AIM OF THE TASK:
For the listing underneath, give the count of lines containing the string "dolphin" and nothing further.

===== EXTRACTED DATA =====

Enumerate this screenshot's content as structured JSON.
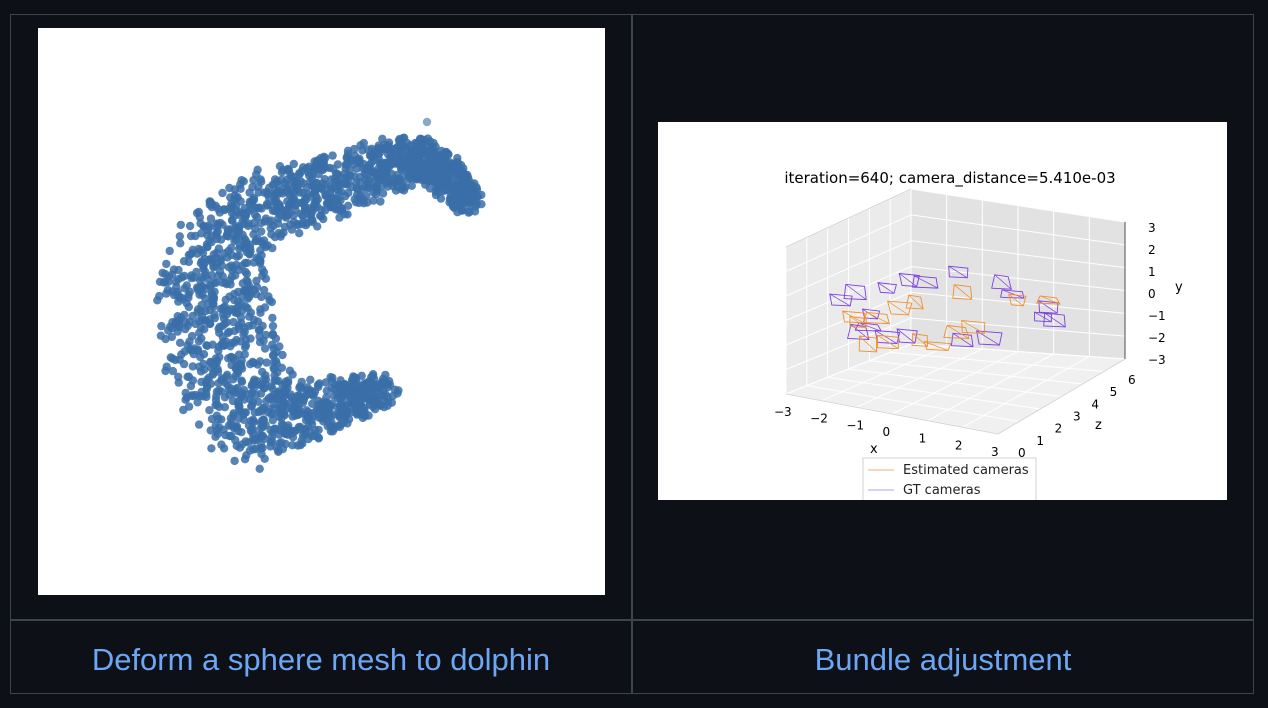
{
  "cells": [
    {
      "link_label": "Deform a sphere mesh to dolphin",
      "image_icon": "dolphin-point-cloud"
    },
    {
      "link_label": "Bundle adjustment",
      "image_icon": "bundle-adjustment-3d-plot"
    }
  ],
  "chart_data": {
    "type": "scatter",
    "title": "iteration=640; camera_distance=5.410e-03",
    "xlabel": "x",
    "ylabel": "y",
    "zlabel": "z",
    "x_ticks": [
      "−3",
      "−2",
      "−1",
      "0",
      "1",
      "2",
      "3"
    ],
    "y_ticks": [
      "3",
      "2",
      "1",
      "0",
      "−1",
      "−2",
      "−3"
    ],
    "z_ticks": [
      "0",
      "1",
      "2",
      "3",
      "4",
      "5",
      "6"
    ],
    "xlim": [
      -3,
      3
    ],
    "ylim": [
      -3,
      3
    ],
    "zlim": [
      0,
      6
    ],
    "legend": [
      "Estimated cameras",
      "GT cameras"
    ],
    "legend_position": "bottom-center",
    "series_colors": {
      "Estimated cameras": "#f28e2b",
      "GT cameras": "#7b3fe4"
    },
    "grid": true
  },
  "colors": {
    "background": "#0d1117",
    "border": "#3d444d",
    "link": "#6ca6f5",
    "point": "#3a6fa8"
  }
}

=====

SOLUTION FOR THIS PROBLEM:
2